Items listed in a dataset

* start *

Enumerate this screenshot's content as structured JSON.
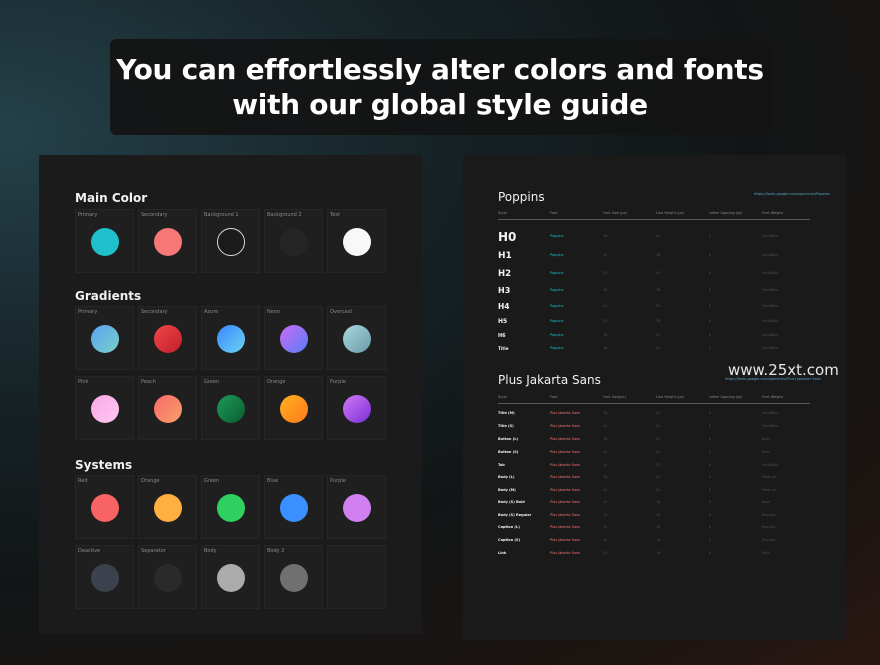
{
  "headline": {
    "line1": "You can effortlessly alter colors and fonts",
    "line2": "with our global style guide"
  },
  "watermark": "www.25xt.com",
  "left_panel": {
    "main_color": {
      "title": "Main Color",
      "swatches": [
        {
          "label": "Primary",
          "color": "#1fbfcc"
        },
        {
          "label": "Secondary",
          "color": "#f87878"
        },
        {
          "label": "Background 1",
          "color": "#1b1b1b",
          "outline": true
        },
        {
          "label": "Background 2",
          "color": "#252525"
        },
        {
          "label": "Text",
          "color": "#f8f8f8"
        }
      ]
    },
    "gradients": {
      "title": "Gradients",
      "swatches": [
        {
          "label": "Primary",
          "from": "#5aa2f2",
          "to": "#7ad0c8"
        },
        {
          "label": "Secondary",
          "from": "#f04848",
          "to": "#c01e2a"
        },
        {
          "label": "Azure",
          "from": "#3a86ff",
          "to": "#6cd3f0"
        },
        {
          "label": "Neon",
          "from": "#c86cf5",
          "to": "#5a7cf5"
        },
        {
          "label": "Overcast",
          "from": "#a9d8de",
          "to": "#6a9aa8"
        },
        {
          "label": "Pink",
          "from": "#f8a8e8",
          "to": "#ffc8f0"
        },
        {
          "label": "Peach",
          "from": "#f86a6a",
          "to": "#f8a06a"
        },
        {
          "label": "Green",
          "from": "#1e9a58",
          "to": "#0b5e30"
        },
        {
          "label": "Orange",
          "from": "#ffb020",
          "to": "#ff7a1a"
        },
        {
          "label": "Purple",
          "from": "#d07af5",
          "to": "#7a2ed6"
        }
      ]
    },
    "systems": {
      "title": "Systems",
      "swatches": [
        {
          "label": "Red",
          "color": "#f86464"
        },
        {
          "label": "Orange",
          "color": "#ffb040"
        },
        {
          "label": "Green",
          "color": "#30d060"
        },
        {
          "label": "Blue",
          "color": "#3a90ff"
        },
        {
          "label": "Purple",
          "color": "#d080f0"
        },
        {
          "label": "Deactive",
          "color": "#3c414e"
        },
        {
          "label": "Separator",
          "color": "#2a2a2a"
        },
        {
          "label": "Body",
          "color": "#ababab"
        },
        {
          "label": "Body 2",
          "color": "#707070"
        },
        {
          "label": "",
          "color": ""
        }
      ]
    }
  },
  "right_panel": {
    "poppins": {
      "title": "Poppins",
      "link": "https://fonts.google.com/specimen/Poppins",
      "headers": [
        "Style",
        "Font",
        "Font Size (px)",
        "Line Height (px)",
        "Letter Spacing (px)",
        "Font Weight"
      ],
      "rows": [
        {
          "style": "H0",
          "font": "Poppins",
          "size": "56",
          "lh": "64",
          "ls": "0",
          "weight": "SemiBold"
        },
        {
          "style": "H1",
          "font": "Poppins",
          "size": "40",
          "lh": "48",
          "ls": "0",
          "weight": "SemiBold"
        },
        {
          "style": "H2",
          "font": "Poppins",
          "size": "32",
          "lh": "40",
          "ls": "0",
          "weight": "SemiBold"
        },
        {
          "style": "H3",
          "font": "Poppins",
          "size": "28",
          "lh": "36",
          "ls": "0",
          "weight": "SemiBold"
        },
        {
          "style": "H4",
          "font": "Poppins",
          "size": "24",
          "lh": "32",
          "ls": "0",
          "weight": "SemiBold"
        },
        {
          "style": "H5",
          "font": "Poppins",
          "size": "20",
          "lh": "28",
          "ls": "0",
          "weight": "SemiBold"
        },
        {
          "style": "H6",
          "font": "Poppins",
          "size": "18",
          "lh": "24",
          "ls": "0",
          "weight": "SemiBold"
        },
        {
          "style": "Title",
          "font": "Poppins",
          "size": "16",
          "lh": "24",
          "ls": "0",
          "weight": "SemiBold"
        }
      ]
    },
    "jakarta": {
      "title": "Plus Jakarta Sans",
      "link": "https://fonts.google.com/specimen/Plus+Jakarta+Sans",
      "headers": [
        "Style",
        "Font",
        "Font Size(px)",
        "Line Height (px)",
        "Letter Spacing (px)",
        "Font Weight"
      ],
      "rows": [
        {
          "style": "Title (M)",
          "font": "Plus Jakarta Sans",
          "size": "16",
          "lh": "24",
          "ls": "0",
          "weight": "SemiBold"
        },
        {
          "style": "Title (S)",
          "font": "Plus Jakarta Sans",
          "size": "14",
          "lh": "20",
          "ls": "0",
          "weight": "SemiBold"
        },
        {
          "style": "Button (L)",
          "font": "Plus Jakarta Sans",
          "size": "16",
          "lh": "24",
          "ls": "0",
          "weight": "Bold"
        },
        {
          "style": "Button (S)",
          "font": "Plus Jakarta Sans",
          "size": "14",
          "lh": "20",
          "ls": "0",
          "weight": "Bold"
        },
        {
          "style": "Tab",
          "font": "Plus Jakarta Sans",
          "size": "14",
          "lh": "20",
          "ls": "0",
          "weight": "SemiBold"
        },
        {
          "style": "Body (L)",
          "font": "Plus Jakarta Sans",
          "size": "16",
          "lh": "24",
          "ls": "0",
          "weight": "Medium"
        },
        {
          "style": "Body (M)",
          "font": "Plus Jakarta Sans",
          "size": "14",
          "lh": "20",
          "ls": "0",
          "weight": "Medium"
        },
        {
          "style": "Body (S) Bold",
          "font": "Plus Jakarta Sans",
          "size": "12",
          "lh": "16",
          "ls": "0",
          "weight": "Bold"
        },
        {
          "style": "Body (S) Regular",
          "font": "Plus Jakarta Sans",
          "size": "12",
          "lh": "16",
          "ls": "0",
          "weight": "Regular"
        },
        {
          "style": "Caption (L)",
          "font": "Plus Jakarta Sans",
          "size": "12",
          "lh": "16",
          "ls": "0",
          "weight": "Regular"
        },
        {
          "style": "Caption (S)",
          "font": "Plus Jakarta Sans",
          "size": "10",
          "lh": "14",
          "ls": "0",
          "weight": "Regular"
        },
        {
          "style": "Link",
          "font": "Plus Jakarta Sans",
          "size": "12",
          "lh": "16",
          "ls": "0",
          "weight": "Bold"
        }
      ]
    }
  }
}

* end *

§ **What needs to be done**: Quote every record above exactly, leaving out the pictures.

§ **Solved problem**:
Enumerate this screenshot's content as structured JSON.
{
  "headline": {
    "line1": "You can effortlessly alter colors and fonts",
    "line2": "with our global style guide"
  },
  "watermark": "www.25xt.com",
  "left_panel": {
    "main_color": {
      "title": "Main Color",
      "swatches": [
        {
          "label": "Primary",
          "color": "#1fbfcc"
        },
        {
          "label": "Secondary",
          "color": "#f87878"
        },
        {
          "label": "Background 1",
          "color": "#1b1b1b",
          "outline": true
        },
        {
          "label": "Background 2",
          "color": "#252525"
        },
        {
          "label": "Text",
          "color": "#f8f8f8"
        }
      ]
    },
    "gradients": {
      "title": "Gradients",
      "swatches": [
        {
          "label": "Primary",
          "from": "#5aa2f2",
          "to": "#7ad0c8"
        },
        {
          "label": "Secondary",
          "from": "#f04848",
          "to": "#c01e2a"
        },
        {
          "label": "Azure",
          "from": "#3a86ff",
          "to": "#6cd3f0"
        },
        {
          "label": "Neon",
          "from": "#c86cf5",
          "to": "#5a7cf5"
        },
        {
          "label": "Overcast",
          "from": "#a9d8de",
          "to": "#6a9aa8"
        },
        {
          "label": "Pink",
          "from": "#f8a8e8",
          "to": "#ffc8f0"
        },
        {
          "label": "Peach",
          "from": "#f86a6a",
          "to": "#f8a06a"
        },
        {
          "label": "Green",
          "from": "#1e9a58",
          "to": "#0b5e30"
        },
        {
          "label": "Orange",
          "from": "#ffb020",
          "to": "#ff7a1a"
        },
        {
          "label": "Purple",
          "from": "#d07af5",
          "to": "#7a2ed6"
        }
      ]
    },
    "systems": {
      "title": "Systems",
      "swatches": [
        {
          "label": "Red",
          "color": "#f86464"
        },
        {
          "label": "Orange",
          "color": "#ffb040"
        },
        {
          "label": "Green",
          "color": "#30d060"
        },
        {
          "label": "Blue",
          "color": "#3a90ff"
        },
        {
          "label": "Purple",
          "color": "#d080f0"
        },
        {
          "label": "Deactive",
          "color": "#3c414e"
        },
        {
          "label": "Separator",
          "color": "#2a2a2a"
        },
        {
          "label": "Body",
          "color": "#ababab"
        },
        {
          "label": "Body 2",
          "color": "#707070"
        },
        {
          "label": "",
          "color": ""
        }
      ]
    }
  },
  "right_panel": {
    "poppins": {
      "title": "Poppins",
      "link": "https://fonts.google.com/specimen/Poppins",
      "headers": [
        "Style",
        "Font",
        "Font Size (px)",
        "Line Height (px)",
        "Letter Spacing (px)",
        "Font Weight"
      ],
      "rows": [
        {
          "style": "H0",
          "font": "Poppins",
          "size": "56",
          "lh": "64",
          "ls": "0",
          "weight": "SemiBold"
        },
        {
          "style": "H1",
          "font": "Poppins",
          "size": "40",
          "lh": "48",
          "ls": "0",
          "weight": "SemiBold"
        },
        {
          "style": "H2",
          "font": "Poppins",
          "size": "32",
          "lh": "40",
          "ls": "0",
          "weight": "SemiBold"
        },
        {
          "style": "H3",
          "font": "Poppins",
          "size": "28",
          "lh": "36",
          "ls": "0",
          "weight": "SemiBold"
        },
        {
          "style": "H4",
          "font": "Poppins",
          "size": "24",
          "lh": "32",
          "ls": "0",
          "weight": "SemiBold"
        },
        {
          "style": "H5",
          "font": "Poppins",
          "size": "20",
          "lh": "28",
          "ls": "0",
          "weight": "SemiBold"
        },
        {
          "style": "H6",
          "font": "Poppins",
          "size": "18",
          "lh": "24",
          "ls": "0",
          "weight": "SemiBold"
        },
        {
          "style": "Title",
          "font": "Poppins",
          "size": "16",
          "lh": "24",
          "ls": "0",
          "weight": "SemiBold"
        }
      ]
    },
    "jakarta": {
      "title": "Plus Jakarta Sans",
      "link": "https://fonts.google.com/specimen/Plus+Jakarta+Sans",
      "headers": [
        "Style",
        "Font",
        "Font Size(px)",
        "Line Height (px)",
        "Letter Spacing (px)",
        "Font Weight"
      ],
      "rows": [
        {
          "style": "Title (M)",
          "font": "Plus Jakarta Sans",
          "size": "16",
          "lh": "24",
          "ls": "0",
          "weight": "SemiBold"
        },
        {
          "style": "Title (S)",
          "font": "Plus Jakarta Sans",
          "size": "14",
          "lh": "20",
          "ls": "0",
          "weight": "SemiBold"
        },
        {
          "style": "Button (L)",
          "font": "Plus Jakarta Sans",
          "size": "16",
          "lh": "24",
          "ls": "0",
          "weight": "Bold"
        },
        {
          "style": "Button (S)",
          "font": "Plus Jakarta Sans",
          "size": "14",
          "lh": "20",
          "ls": "0",
          "weight": "Bold"
        },
        {
          "style": "Tab",
          "font": "Plus Jakarta Sans",
          "size": "14",
          "lh": "20",
          "ls": "0",
          "weight": "SemiBold"
        },
        {
          "style": "Body (L)",
          "font": "Plus Jakarta Sans",
          "size": "16",
          "lh": "24",
          "ls": "0",
          "weight": "Medium"
        },
        {
          "style": "Body (M)",
          "font": "Plus Jakarta Sans",
          "size": "14",
          "lh": "20",
          "ls": "0",
          "weight": "Medium"
        },
        {
          "style": "Body (S) Bold",
          "font": "Plus Jakarta Sans",
          "size": "12",
          "lh": "16",
          "ls": "0",
          "weight": "Bold"
        },
        {
          "style": "Body (S) Regular",
          "font": "Plus Jakarta Sans",
          "size": "12",
          "lh": "16",
          "ls": "0",
          "weight": "Regular"
        },
        {
          "style": "Caption (L)",
          "font": "Plus Jakarta Sans",
          "size": "12",
          "lh": "16",
          "ls": "0",
          "weight": "Regular"
        },
        {
          "style": "Caption (S)",
          "font": "Plus Jakarta Sans",
          "size": "10",
          "lh": "14",
          "ls": "0",
          "weight": "Regular"
        },
        {
          "style": "Link",
          "font": "Plus Jakarta Sans",
          "size": "12",
          "lh": "16",
          "ls": "0",
          "weight": "Bold"
        }
      ]
    }
  }
}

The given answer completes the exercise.